GOAL: What is the number of lines holding the word "是否通过"? Write that number and nothing else.

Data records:
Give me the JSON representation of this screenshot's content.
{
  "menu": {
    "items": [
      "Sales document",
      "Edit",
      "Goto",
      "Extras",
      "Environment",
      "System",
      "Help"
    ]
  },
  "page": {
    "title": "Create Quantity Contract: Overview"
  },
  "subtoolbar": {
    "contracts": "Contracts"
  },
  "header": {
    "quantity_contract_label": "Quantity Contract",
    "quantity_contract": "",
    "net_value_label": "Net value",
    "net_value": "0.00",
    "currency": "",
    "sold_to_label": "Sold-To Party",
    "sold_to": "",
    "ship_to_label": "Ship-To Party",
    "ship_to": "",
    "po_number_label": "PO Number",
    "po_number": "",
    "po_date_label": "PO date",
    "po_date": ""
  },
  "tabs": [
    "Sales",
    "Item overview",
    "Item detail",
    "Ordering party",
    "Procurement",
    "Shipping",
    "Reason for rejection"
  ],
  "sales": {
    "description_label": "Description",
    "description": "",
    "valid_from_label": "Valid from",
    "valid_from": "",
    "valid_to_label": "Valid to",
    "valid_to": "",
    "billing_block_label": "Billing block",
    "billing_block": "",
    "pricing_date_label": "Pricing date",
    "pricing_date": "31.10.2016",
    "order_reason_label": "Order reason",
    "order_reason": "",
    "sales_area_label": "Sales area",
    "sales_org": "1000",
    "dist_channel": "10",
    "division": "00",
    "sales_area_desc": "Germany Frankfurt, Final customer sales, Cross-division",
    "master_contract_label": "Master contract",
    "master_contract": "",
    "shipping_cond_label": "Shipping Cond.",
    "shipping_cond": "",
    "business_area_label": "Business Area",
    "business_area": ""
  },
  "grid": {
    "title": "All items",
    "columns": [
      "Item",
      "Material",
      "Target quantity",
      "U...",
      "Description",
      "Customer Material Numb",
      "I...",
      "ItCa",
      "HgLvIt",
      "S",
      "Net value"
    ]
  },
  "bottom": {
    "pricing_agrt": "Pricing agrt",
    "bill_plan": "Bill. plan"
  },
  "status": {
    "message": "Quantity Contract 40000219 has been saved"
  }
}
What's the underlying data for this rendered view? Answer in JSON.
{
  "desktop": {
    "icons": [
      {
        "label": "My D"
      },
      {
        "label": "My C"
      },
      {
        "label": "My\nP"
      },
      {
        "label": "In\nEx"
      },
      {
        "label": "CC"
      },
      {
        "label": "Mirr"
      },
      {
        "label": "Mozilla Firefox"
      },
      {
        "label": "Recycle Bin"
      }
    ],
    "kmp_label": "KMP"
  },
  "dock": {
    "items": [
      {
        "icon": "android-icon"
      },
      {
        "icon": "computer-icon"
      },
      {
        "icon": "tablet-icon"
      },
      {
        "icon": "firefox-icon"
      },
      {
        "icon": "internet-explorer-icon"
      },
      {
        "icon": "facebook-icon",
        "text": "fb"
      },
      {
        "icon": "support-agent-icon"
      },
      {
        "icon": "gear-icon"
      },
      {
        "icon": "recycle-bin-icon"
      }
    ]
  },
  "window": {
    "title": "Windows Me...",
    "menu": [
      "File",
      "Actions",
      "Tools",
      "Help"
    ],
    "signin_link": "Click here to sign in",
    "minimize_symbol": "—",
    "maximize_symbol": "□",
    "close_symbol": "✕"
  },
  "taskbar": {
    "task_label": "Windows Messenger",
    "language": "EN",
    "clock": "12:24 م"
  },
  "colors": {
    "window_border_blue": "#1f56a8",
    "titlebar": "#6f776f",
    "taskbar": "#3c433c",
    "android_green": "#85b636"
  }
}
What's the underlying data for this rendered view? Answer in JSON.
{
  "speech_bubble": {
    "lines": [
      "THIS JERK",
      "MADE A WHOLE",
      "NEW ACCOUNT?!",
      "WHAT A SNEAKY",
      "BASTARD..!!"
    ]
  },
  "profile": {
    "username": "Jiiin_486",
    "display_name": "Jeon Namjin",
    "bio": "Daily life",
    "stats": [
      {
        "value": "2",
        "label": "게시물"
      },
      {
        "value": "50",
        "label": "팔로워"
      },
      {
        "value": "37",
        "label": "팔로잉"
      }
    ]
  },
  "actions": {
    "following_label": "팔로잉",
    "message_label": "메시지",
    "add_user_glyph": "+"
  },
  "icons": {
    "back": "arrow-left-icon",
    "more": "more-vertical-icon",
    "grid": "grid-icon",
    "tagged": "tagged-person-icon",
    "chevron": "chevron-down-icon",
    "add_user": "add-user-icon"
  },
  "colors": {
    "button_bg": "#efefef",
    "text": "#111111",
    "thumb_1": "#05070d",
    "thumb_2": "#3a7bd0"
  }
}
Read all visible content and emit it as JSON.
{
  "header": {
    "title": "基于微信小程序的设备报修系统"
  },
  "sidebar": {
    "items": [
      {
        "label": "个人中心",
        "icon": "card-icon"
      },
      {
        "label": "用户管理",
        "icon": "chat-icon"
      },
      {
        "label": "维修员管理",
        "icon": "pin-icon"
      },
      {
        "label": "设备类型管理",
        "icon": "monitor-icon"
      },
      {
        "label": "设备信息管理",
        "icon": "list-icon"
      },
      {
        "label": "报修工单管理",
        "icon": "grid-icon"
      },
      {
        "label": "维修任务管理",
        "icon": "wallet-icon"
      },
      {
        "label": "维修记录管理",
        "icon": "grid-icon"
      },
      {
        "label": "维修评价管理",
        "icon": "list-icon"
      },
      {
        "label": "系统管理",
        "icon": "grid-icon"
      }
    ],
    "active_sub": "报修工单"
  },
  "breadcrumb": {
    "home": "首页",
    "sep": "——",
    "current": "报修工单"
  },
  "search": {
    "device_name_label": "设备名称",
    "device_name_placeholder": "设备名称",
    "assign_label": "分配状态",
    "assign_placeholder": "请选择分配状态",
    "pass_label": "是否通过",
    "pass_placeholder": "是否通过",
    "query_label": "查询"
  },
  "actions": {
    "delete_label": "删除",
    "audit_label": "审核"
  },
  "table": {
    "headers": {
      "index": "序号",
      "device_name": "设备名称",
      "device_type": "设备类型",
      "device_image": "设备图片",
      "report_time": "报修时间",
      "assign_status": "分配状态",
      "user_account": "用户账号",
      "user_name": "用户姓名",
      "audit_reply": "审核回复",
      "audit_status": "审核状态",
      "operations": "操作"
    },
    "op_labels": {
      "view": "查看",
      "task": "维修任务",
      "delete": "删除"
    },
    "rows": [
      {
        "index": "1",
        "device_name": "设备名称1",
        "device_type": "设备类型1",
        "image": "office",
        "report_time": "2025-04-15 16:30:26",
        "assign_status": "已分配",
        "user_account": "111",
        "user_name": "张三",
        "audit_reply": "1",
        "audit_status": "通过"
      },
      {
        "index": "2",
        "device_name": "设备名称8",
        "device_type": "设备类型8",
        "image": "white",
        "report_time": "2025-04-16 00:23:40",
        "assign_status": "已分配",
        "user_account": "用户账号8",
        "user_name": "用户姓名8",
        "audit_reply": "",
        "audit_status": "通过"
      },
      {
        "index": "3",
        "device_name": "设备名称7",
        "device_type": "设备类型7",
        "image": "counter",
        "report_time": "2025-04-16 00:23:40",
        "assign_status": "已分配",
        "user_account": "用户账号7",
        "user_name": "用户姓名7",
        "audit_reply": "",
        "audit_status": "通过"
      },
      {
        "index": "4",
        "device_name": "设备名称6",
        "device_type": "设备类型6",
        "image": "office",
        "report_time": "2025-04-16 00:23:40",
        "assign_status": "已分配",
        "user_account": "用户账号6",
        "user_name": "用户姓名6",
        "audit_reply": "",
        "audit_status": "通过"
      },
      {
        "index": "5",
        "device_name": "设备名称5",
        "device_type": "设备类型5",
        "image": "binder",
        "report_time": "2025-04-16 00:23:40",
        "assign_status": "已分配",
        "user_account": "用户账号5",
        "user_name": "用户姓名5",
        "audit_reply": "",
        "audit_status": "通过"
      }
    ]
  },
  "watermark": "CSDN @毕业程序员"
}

CORRECT RESPONSE: 2